*Requirements*: Select, from the data, each line where "무엇입니까" occurs.

Data entries
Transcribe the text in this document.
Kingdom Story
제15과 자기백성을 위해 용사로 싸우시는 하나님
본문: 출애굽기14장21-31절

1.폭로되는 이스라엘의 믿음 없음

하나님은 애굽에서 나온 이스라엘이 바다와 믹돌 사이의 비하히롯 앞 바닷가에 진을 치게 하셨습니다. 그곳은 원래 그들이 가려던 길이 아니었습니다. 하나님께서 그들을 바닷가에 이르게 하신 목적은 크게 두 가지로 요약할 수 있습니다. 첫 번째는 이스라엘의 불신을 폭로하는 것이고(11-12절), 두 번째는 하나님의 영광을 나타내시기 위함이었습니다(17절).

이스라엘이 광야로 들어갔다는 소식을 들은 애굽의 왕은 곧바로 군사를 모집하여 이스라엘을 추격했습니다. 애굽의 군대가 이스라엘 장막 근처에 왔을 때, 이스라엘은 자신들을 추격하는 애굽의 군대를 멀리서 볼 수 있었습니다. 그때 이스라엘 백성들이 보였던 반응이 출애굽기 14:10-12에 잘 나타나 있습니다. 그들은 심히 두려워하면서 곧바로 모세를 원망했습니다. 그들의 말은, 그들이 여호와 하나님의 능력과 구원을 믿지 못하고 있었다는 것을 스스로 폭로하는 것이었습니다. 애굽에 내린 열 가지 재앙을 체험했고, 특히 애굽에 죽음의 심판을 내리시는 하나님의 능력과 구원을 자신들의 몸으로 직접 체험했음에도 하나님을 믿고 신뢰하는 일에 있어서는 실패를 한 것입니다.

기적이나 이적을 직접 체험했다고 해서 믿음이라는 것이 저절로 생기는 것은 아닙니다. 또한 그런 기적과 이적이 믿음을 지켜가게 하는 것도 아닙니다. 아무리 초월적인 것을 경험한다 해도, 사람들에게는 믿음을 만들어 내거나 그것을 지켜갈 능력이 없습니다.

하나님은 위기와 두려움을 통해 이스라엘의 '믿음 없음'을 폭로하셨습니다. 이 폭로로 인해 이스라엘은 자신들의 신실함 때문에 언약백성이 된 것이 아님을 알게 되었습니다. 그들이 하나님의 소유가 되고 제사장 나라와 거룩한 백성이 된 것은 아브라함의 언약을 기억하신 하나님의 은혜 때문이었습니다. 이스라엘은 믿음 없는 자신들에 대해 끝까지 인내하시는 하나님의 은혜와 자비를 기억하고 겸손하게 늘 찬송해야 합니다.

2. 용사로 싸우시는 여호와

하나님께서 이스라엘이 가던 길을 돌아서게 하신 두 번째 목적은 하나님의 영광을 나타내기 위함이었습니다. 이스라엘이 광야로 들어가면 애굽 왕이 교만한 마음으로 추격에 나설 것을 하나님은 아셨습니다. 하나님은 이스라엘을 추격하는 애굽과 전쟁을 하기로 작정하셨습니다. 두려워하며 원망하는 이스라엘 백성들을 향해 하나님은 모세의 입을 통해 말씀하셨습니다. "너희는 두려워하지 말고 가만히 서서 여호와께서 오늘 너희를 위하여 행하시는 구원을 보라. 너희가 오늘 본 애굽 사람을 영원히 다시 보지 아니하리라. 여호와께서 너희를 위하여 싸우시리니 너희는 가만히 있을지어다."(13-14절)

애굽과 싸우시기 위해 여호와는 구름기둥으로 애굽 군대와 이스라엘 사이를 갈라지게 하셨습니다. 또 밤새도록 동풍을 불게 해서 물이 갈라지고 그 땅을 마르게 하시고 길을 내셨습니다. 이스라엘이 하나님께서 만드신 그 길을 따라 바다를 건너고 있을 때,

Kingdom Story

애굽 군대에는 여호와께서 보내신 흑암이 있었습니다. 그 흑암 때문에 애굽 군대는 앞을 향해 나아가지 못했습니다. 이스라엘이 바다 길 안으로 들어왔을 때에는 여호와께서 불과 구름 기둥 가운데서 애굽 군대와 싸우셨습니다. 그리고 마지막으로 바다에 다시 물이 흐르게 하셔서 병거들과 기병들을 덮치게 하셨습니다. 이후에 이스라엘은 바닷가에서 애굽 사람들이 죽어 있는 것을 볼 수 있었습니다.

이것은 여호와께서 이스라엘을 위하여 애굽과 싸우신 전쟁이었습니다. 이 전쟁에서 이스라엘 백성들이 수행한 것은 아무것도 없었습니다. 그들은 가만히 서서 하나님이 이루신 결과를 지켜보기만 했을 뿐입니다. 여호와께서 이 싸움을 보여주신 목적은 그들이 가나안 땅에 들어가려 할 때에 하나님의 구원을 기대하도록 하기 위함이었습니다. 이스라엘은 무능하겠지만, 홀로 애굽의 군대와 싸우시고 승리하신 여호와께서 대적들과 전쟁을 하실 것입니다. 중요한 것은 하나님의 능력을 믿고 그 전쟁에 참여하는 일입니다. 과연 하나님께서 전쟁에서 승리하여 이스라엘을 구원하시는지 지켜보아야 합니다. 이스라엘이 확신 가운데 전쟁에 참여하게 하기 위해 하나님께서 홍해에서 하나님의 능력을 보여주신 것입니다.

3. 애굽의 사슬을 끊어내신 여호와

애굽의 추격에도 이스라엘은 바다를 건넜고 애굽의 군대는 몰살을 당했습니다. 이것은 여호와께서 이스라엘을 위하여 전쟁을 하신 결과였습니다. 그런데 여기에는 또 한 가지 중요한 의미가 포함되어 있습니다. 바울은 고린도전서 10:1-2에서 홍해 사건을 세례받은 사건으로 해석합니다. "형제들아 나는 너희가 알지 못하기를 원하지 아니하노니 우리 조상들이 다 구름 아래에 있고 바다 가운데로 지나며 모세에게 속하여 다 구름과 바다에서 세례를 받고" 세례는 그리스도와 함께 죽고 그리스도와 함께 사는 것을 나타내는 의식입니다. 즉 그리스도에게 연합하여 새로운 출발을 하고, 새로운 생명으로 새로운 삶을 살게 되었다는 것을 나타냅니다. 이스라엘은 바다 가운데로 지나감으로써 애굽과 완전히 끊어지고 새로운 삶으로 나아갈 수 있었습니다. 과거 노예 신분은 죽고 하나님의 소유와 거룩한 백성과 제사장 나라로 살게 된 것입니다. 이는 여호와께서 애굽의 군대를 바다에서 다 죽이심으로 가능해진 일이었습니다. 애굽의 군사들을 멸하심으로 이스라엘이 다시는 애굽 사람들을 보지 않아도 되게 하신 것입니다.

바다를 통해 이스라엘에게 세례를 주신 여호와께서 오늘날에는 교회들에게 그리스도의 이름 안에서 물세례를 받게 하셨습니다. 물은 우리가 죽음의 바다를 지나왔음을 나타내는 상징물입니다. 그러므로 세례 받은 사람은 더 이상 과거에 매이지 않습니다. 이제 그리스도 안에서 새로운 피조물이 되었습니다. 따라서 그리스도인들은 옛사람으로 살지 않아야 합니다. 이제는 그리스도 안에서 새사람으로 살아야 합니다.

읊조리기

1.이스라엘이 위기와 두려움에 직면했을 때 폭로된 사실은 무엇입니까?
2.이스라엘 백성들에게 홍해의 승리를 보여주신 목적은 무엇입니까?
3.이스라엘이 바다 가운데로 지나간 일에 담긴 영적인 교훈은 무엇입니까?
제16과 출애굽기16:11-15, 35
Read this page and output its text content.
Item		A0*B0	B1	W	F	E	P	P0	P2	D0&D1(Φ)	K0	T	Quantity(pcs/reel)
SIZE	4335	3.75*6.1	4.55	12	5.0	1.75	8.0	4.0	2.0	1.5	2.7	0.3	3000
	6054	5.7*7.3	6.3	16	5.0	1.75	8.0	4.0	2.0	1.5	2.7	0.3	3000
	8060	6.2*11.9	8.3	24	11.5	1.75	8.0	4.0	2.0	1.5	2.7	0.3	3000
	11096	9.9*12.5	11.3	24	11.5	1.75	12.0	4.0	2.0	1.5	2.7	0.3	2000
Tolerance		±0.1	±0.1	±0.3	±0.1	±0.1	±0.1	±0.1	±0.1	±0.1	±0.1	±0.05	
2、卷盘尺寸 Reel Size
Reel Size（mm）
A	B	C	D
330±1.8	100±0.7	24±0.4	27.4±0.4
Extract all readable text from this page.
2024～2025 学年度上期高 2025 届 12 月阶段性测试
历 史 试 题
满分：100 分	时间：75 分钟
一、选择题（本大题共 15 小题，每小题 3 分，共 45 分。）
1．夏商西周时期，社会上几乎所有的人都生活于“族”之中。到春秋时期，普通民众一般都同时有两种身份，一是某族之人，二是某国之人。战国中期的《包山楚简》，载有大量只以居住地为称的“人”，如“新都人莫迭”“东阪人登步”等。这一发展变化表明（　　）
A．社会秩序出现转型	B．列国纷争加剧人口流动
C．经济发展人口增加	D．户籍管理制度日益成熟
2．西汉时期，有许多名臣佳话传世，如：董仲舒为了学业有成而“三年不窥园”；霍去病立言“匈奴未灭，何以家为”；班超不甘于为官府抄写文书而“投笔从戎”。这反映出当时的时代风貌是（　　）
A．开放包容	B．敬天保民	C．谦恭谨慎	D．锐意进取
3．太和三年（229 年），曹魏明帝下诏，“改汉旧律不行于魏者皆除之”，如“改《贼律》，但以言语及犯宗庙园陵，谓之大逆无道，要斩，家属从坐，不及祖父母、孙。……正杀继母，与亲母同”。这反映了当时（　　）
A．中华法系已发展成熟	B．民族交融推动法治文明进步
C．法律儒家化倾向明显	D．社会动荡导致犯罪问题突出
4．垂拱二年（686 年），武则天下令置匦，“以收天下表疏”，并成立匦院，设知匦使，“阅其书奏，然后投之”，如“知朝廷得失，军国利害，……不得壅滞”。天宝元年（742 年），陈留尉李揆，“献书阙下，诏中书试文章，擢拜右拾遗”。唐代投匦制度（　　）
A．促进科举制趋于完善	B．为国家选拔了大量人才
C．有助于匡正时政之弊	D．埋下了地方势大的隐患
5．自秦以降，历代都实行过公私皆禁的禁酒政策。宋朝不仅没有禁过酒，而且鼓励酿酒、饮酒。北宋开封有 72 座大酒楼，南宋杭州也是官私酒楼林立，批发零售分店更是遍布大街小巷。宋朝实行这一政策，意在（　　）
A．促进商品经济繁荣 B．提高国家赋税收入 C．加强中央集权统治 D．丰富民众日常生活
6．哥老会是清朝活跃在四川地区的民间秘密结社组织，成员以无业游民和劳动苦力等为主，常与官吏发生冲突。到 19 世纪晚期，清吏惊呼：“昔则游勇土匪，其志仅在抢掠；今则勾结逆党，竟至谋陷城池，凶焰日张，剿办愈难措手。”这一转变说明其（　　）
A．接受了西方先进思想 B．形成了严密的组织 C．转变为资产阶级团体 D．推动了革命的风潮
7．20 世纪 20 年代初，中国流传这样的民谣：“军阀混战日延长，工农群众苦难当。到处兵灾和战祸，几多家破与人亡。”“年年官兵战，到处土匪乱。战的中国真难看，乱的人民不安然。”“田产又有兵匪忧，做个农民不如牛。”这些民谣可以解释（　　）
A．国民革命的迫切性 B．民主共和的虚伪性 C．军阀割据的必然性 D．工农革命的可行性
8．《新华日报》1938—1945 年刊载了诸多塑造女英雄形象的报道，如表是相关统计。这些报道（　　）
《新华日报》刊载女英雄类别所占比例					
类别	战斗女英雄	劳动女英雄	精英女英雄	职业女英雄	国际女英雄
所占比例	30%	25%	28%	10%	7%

*Correct response*:
1.이스라엘이 위기와 두려움에 직면했을 때 폭로된 사실은 무엇입니까?
2.이스라엘 백성들에게 홍해의 승리를 보여주신 목적은 무엇입니까?
3.이스라엘이 바다 가운데로 지나간 일에 담긴 영적인 교훈은 무엇입니까?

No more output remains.